Task instructions: Write out every entry exactly as it appears.

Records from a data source

⟨

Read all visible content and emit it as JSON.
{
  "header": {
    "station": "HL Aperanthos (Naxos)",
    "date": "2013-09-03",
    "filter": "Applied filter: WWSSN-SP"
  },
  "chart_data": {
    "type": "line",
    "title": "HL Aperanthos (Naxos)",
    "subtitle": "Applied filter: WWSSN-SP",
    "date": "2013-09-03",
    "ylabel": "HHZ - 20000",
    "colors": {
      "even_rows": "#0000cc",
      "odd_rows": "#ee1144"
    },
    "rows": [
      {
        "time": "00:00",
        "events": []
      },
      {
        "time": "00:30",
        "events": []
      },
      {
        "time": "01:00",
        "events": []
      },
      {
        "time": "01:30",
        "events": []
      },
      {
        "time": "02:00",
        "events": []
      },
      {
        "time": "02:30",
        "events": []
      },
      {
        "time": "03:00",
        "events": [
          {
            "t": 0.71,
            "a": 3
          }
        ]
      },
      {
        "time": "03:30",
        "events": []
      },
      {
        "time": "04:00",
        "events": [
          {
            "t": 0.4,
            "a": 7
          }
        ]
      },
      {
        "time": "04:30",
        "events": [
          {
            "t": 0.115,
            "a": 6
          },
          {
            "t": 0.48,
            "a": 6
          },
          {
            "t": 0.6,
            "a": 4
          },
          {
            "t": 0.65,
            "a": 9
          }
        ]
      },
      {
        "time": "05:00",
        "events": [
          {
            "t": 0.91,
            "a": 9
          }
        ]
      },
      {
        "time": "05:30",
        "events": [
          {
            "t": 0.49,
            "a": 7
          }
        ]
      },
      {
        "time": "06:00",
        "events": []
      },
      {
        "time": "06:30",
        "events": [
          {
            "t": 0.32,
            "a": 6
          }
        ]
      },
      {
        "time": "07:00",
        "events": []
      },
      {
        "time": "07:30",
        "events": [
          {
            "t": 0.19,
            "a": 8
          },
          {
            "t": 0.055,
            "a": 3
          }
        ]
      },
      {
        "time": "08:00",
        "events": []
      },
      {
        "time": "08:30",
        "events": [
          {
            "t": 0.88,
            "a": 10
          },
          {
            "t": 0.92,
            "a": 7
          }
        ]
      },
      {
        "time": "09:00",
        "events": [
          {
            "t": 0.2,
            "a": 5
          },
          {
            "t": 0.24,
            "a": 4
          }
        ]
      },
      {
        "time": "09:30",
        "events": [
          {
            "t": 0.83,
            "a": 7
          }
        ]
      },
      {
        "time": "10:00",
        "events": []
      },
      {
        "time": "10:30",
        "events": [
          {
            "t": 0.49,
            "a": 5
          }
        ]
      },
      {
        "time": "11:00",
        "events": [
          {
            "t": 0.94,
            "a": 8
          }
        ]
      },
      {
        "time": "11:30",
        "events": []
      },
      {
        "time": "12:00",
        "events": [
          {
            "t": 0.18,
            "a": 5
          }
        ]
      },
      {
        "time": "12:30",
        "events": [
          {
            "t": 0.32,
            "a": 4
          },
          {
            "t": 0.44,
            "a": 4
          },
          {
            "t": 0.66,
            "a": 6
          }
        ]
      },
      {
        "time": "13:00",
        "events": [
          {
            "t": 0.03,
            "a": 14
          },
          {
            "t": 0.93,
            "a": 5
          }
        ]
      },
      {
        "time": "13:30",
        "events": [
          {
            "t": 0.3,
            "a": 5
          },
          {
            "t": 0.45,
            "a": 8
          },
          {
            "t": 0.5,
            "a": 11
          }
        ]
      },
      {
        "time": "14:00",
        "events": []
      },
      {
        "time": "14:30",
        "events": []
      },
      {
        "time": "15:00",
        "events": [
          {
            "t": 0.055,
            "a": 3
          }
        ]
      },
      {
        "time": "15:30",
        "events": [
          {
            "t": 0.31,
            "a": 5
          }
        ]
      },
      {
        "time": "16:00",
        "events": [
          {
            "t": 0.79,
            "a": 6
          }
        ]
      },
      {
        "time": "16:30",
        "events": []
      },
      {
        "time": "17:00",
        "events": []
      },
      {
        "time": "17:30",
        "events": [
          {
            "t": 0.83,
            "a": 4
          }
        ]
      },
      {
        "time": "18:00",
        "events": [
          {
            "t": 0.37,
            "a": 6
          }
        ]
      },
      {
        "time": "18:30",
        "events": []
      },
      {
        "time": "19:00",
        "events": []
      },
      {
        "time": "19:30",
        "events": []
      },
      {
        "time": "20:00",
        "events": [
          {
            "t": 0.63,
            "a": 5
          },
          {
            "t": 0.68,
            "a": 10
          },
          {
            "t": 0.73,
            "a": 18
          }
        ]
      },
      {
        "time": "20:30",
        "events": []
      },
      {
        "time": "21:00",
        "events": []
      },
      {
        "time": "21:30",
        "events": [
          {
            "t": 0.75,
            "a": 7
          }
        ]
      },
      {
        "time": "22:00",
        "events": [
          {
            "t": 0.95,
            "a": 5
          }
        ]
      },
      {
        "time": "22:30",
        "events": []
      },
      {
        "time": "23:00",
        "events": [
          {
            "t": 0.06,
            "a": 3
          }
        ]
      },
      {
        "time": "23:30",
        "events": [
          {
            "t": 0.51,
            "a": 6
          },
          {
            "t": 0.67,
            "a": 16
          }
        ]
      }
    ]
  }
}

⟩

Expected output:
Read all visible content and emit it as JSON.
{
  "header": {
    "station": "HL Aperanthos (Naxos)",
    "date": "2013-09-03",
    "filter": "Applied filter: WWSSN-SP"
  },
  "chart_data": {
    "type": "line",
    "title": "HL Aperanthos (Naxos)",
    "subtitle": "Applied filter: WWSSN-SP",
    "date": "2013-09-03",
    "ylabel": "HHZ - 20000",
    "colors": {
      "even_rows": "#0000cc",
      "odd_rows": "#ee1144"
    },
    "rows": [
      {
        "time": "00:00",
        "events": []
      },
      {
        "time": "00:30",
        "events": []
      },
      {
        "time": "01:00",
        "events": []
      },
      {
        "time": "01:30",
        "events": []
      },
      {
        "time": "02:00",
        "events": []
      },
      {
        "time": "02:30",
        "events": []
      },
      {
        "time": "03:00",
        "events": [
          {
            "t": 0.71,
            "a": 3
          }
        ]
      },
      {
        "time": "03:30",
        "events": []
      },
      {
        "time": "04:00",
        "events": [
          {
            "t": 0.4,
            "a": 7
          }
        ]
      },
      {
        "time": "04:30",
        "events": [
          {
            "t": 0.115,
            "a": 6
          },
          {
            "t": 0.48,
            "a": 6
          },
          {
            "t": 0.6,
            "a": 4
          },
          {
            "t": 0.65,
            "a": 9
          }
        ]
      },
      {
        "time": "05:00",
        "events": [
          {
            "t": 0.91,
            "a": 9
          }
        ]
      },
      {
        "time": "05:30",
        "events": [
          {
            "t": 0.49,
            "a": 7
          }
        ]
      },
      {
        "time": "06:00",
        "events": []
      },
      {
        "time": "06:30",
        "events": [
          {
            "t": 0.32,
            "a": 6
          }
        ]
      },
      {
        "time": "07:00",
        "events": []
      },
      {
        "time": "07:30",
        "events": [
          {
            "t": 0.19,
            "a": 8
          },
          {
            "t": 0.055,
            "a": 3
          }
        ]
      },
      {
        "time": "08:00",
        "events": []
      },
      {
        "time": "08:30",
        "events": [
          {
            "t": 0.88,
            "a": 10
          },
          {
            "t": 0.92,
            "a": 7
          }
        ]
      },
      {
        "time": "09:00",
        "events": [
          {
            "t": 0.2,
            "a": 5
          },
          {
            "t": 0.24,
            "a": 4
          }
        ]
      },
      {
        "time": "09:30",
        "events": [
          {
            "t": 0.83,
            "a": 7
          }
        ]
      },
      {
        "time": "10:00",
        "events": []
      },
      {
        "time": "10:30",
        "events": [
          {
            "t": 0.49,
            "a": 5
          }
        ]
      },
      {
        "time": "11:00",
        "events": [
          {
            "t": 0.94,
            "a": 8
          }
        ]
      },
      {
        "time": "11:30",
        "events": []
      },
      {
        "time": "12:00",
        "events": [
          {
            "t": 0.18,
            "a": 5
          }
        ]
      },
      {
        "time": "12:30",
        "events": [
          {
            "t": 0.32,
            "a": 4
          },
          {
            "t": 0.44,
            "a": 4
          },
          {
            "t": 0.66,
            "a": 6
          }
        ]
      },
      {
        "time": "13:00",
        "events": [
          {
            "t": 0.03,
            "a": 14
          },
          {
            "t": 0.93,
            "a": 5
          }
        ]
      },
      {
        "time": "13:30",
        "events": [
          {
            "t": 0.3,
            "a": 5
          },
          {
            "t": 0.45,
            "a": 8
          },
          {
            "t": 0.5,
            "a": 11
          }
        ]
      },
      {
        "time": "14:00",
        "events": []
      },
      {
        "time": "14:30",
        "events": []
      },
      {
        "time": "15:00",
        "events": [
          {
            "t": 0.055,
            "a": 3
          }
        ]
      },
      {
        "time": "15:30",
        "events": [
          {
            "t": 0.31,
            "a": 5
          }
        ]
      },
      {
        "time": "16:00",
        "events": [
          {
            "t": 0.79,
            "a": 6
          }
        ]
      },
      {
        "time": "16:30",
        "events": []
      },
      {
        "time": "17:00",
        "events": []
      },
      {
        "time": "17:30",
        "events": [
          {
            "t": 0.83,
            "a": 4
          }
        ]
      },
      {
        "time": "18:00",
        "events": [
          {
            "t": 0.37,
            "a": 6
          }
        ]
      },
      {
        "time": "18:30",
        "events": []
      },
      {
        "time": "19:00",
        "events": []
      },
      {
        "time": "19:30",
        "events": []
      },
      {
        "time": "20:00",
        "events": [
          {
            "t": 0.63,
            "a": 5
          },
          {
            "t": 0.68,
            "a": 10
          },
          {
            "t": 0.73,
            "a": 18
          }
        ]
      },
      {
        "time": "20:30",
        "events": []
      },
      {
        "time": "21:00",
        "events": []
      },
      {
        "time": "21:30",
        "events": [
          {
            "t": 0.75,
            "a": 7
          }
        ]
      },
      {
        "time": "22:00",
        "events": [
          {
            "t": 0.95,
            "a": 5
          }
        ]
      },
      {
        "time": "22:30",
        "events": []
      },
      {
        "time": "23:00",
        "events": [
          {
            "t": 0.06,
            "a": 3
          }
        ]
      },
      {
        "time": "23:30",
        "events": [
          {
            "t": 0.51,
            "a": 6
          },
          {
            "t": 0.67,
            "a": 16
          }
        ]
      }
    ]
  }
}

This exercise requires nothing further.